Print the data that follows exactly.

--- Begin DATASET EXTRACT ---

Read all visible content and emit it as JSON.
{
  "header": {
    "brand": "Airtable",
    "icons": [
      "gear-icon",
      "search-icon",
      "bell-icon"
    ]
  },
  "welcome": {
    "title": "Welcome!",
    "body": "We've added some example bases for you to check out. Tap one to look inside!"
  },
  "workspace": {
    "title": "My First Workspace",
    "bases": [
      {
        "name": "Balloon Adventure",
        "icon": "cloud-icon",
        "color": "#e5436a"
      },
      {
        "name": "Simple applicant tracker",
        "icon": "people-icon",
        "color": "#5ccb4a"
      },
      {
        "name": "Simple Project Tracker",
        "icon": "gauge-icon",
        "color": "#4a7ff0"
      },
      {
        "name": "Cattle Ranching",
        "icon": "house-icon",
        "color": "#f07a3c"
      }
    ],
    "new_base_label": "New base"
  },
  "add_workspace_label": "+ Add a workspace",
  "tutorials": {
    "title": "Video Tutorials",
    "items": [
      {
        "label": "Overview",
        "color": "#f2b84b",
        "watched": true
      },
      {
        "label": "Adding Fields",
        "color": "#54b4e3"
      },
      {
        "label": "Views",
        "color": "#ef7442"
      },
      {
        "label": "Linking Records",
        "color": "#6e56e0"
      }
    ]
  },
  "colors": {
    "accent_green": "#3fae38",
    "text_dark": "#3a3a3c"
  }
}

--- End DATASET EXTRACT ---

REPLY TO THE TASK:
Read all visible content and emit it as JSON.
{
  "header": {
    "brand": "Airtable",
    "icons": [
      "gear-icon",
      "search-icon",
      "bell-icon"
    ]
  },
  "welcome": {
    "title": "Welcome!",
    "body": "We've added some example bases for you to check out. Tap one to look inside!"
  },
  "workspace": {
    "title": "My First Workspace",
    "bases": [
      {
        "name": "Balloon Adventure",
        "icon": "cloud-icon",
        "color": "#e5436a"
      },
      {
        "name": "Simple applicant tracker",
        "icon": "people-icon",
        "color": "#5ccb4a"
      },
      {
        "name": "Simple Project Tracker",
        "icon": "gauge-icon",
        "color": "#4a7ff0"
      },
      {
        "name": "Cattle Ranching",
        "icon": "house-icon",
        "color": "#f07a3c"
      }
    ],
    "new_base_label": "New base"
  },
  "add_workspace_label": "+ Add a workspace",
  "tutorials": {
    "title": "Video Tutorials",
    "items": [
      {
        "label": "Overview",
        "color": "#f2b84b",
        "watched": true
      },
      {
        "label": "Adding Fields",
        "color": "#54b4e3"
      },
      {
        "label": "Views",
        "color": "#ef7442"
      },
      {
        "label": "Linking Records",
        "color": "#6e56e0"
      }
    ]
  },
  "colors": {
    "accent_green": "#3fae38",
    "text_dark": "#3a3a3c"
  }
}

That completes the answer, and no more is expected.